[EXERCISE GOAL] Report how many lines contain the word "bookmark", with no other text.

[AVAILABLE DATA]
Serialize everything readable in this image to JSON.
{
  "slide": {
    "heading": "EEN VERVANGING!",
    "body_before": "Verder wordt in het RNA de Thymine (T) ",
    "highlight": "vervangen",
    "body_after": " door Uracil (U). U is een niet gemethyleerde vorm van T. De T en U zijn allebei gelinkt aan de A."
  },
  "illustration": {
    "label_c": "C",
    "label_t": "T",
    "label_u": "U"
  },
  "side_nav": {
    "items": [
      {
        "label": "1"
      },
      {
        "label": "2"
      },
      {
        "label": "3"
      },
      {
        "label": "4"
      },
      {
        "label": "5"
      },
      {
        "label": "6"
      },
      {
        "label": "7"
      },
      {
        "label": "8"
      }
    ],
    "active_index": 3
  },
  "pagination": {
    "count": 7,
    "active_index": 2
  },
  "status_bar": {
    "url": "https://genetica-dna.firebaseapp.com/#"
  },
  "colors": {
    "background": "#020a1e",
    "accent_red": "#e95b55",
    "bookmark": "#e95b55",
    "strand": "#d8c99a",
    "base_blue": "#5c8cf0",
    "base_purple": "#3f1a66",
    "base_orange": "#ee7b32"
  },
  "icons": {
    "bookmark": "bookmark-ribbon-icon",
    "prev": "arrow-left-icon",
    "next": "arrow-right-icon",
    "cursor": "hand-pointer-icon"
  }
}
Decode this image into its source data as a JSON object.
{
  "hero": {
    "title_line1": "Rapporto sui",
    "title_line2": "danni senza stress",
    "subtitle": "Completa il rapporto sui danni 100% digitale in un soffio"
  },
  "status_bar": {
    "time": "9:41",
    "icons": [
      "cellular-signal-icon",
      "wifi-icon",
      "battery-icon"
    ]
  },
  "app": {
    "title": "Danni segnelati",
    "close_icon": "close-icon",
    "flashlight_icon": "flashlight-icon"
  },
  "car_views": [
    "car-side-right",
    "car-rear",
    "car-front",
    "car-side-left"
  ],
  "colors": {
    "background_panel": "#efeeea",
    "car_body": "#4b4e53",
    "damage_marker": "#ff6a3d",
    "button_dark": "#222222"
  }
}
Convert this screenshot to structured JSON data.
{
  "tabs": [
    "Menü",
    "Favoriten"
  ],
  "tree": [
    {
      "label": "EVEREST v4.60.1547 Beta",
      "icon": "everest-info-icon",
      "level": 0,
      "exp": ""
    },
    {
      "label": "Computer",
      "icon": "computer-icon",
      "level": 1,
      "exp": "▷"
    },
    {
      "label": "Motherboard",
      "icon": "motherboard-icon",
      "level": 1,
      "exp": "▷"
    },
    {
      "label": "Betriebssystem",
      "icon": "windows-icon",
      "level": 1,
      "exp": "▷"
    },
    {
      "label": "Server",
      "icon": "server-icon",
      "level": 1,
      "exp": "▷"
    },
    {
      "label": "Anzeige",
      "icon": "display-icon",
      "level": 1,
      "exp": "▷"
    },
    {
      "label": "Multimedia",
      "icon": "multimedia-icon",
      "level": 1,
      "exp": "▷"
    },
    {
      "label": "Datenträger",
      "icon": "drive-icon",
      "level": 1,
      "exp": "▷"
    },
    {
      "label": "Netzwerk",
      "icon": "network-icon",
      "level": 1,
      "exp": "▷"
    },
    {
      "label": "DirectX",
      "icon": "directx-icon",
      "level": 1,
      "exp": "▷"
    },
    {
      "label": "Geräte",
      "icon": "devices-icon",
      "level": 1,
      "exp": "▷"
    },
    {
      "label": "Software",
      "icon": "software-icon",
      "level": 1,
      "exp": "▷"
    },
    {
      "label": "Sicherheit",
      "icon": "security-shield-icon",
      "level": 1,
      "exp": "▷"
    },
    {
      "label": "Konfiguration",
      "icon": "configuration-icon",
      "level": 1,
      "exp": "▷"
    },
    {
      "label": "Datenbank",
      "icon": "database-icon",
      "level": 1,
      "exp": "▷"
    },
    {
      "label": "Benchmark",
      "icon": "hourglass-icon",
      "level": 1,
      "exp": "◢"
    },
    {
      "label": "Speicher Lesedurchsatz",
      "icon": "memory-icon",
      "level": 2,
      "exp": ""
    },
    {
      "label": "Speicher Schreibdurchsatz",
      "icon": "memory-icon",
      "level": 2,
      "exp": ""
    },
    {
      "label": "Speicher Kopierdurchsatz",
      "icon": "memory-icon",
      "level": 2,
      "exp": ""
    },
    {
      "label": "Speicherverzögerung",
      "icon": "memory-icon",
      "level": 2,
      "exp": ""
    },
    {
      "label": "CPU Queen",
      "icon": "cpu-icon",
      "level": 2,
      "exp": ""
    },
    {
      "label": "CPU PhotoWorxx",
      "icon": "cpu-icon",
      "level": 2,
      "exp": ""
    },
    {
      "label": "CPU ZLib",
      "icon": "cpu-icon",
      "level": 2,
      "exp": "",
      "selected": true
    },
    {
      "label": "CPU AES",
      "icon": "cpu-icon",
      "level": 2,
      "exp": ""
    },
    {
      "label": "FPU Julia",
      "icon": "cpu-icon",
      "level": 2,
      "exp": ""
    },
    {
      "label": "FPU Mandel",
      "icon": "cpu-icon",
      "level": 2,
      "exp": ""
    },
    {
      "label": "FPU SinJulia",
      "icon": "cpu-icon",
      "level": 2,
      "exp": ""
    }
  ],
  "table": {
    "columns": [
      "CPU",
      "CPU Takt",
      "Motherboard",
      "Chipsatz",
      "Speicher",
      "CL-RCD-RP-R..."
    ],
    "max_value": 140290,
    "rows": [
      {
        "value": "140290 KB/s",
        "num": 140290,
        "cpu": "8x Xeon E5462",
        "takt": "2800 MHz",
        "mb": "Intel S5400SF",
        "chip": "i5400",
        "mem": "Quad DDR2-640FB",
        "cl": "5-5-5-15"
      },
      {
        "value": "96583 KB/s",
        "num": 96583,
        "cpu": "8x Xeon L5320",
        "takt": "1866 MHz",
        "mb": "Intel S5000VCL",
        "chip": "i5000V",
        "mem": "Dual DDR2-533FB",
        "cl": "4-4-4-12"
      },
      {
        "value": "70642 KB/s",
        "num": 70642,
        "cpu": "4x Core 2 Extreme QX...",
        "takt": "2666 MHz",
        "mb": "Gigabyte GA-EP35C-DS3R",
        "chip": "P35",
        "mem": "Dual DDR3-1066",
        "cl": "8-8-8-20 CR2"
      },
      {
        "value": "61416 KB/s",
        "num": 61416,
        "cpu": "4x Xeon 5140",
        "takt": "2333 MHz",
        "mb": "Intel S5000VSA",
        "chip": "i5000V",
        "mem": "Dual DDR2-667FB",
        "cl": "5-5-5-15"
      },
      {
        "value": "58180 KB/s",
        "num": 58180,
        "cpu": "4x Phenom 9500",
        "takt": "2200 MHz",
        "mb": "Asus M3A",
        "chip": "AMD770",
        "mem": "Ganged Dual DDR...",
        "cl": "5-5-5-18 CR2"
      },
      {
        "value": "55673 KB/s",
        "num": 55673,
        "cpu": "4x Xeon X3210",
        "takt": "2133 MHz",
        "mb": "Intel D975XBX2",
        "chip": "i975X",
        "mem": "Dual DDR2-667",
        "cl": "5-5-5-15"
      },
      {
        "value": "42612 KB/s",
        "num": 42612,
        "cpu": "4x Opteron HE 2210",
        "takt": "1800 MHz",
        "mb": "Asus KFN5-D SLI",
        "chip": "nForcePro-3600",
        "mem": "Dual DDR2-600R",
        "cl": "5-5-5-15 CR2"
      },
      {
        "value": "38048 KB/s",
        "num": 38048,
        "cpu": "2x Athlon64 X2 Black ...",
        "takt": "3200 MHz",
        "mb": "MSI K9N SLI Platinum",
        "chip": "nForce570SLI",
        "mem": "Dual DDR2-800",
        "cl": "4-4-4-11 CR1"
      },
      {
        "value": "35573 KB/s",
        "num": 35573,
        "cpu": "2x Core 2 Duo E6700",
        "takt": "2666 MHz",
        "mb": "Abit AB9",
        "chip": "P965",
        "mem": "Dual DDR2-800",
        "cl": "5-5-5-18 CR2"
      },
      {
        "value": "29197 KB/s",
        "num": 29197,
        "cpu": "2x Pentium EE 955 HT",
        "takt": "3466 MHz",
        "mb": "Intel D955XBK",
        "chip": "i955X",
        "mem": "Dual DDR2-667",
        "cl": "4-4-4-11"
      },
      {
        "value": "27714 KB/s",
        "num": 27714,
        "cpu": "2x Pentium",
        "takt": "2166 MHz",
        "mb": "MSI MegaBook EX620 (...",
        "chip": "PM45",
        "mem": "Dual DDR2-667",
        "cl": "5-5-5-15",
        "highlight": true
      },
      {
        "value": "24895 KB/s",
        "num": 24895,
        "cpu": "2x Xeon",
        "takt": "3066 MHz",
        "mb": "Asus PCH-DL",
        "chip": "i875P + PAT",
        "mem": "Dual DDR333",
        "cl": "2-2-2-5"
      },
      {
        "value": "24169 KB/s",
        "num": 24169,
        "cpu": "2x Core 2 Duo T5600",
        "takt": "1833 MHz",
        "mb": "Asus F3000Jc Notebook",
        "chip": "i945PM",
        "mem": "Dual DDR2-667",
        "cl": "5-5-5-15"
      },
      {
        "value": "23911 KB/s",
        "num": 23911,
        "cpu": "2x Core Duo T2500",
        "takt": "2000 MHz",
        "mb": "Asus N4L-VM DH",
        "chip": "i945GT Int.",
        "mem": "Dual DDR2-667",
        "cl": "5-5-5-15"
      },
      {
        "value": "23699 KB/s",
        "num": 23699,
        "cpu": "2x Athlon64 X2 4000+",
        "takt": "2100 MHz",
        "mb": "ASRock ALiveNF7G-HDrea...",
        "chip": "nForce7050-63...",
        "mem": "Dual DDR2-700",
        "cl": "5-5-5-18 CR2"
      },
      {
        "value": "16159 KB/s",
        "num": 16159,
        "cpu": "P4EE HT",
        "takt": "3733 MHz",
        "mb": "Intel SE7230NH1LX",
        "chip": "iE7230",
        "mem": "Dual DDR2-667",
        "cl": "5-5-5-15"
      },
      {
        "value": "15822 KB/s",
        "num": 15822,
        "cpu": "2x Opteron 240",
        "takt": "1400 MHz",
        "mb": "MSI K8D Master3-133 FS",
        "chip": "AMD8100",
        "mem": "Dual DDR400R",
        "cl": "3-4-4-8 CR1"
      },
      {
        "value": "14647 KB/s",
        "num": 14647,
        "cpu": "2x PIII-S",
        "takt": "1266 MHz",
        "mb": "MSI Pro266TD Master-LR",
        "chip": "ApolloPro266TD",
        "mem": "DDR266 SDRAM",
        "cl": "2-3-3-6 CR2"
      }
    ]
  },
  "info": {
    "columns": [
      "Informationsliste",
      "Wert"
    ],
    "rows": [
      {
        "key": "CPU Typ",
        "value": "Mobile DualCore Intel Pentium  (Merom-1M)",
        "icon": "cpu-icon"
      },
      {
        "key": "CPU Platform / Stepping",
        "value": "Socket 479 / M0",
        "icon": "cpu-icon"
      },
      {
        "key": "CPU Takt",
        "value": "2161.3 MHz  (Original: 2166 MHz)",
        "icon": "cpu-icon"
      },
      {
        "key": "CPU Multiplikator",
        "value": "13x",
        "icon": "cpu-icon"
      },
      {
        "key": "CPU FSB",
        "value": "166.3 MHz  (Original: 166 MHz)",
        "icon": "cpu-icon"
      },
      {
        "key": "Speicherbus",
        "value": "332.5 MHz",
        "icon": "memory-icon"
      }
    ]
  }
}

[SOLUTION TO THE PROBLEM] 2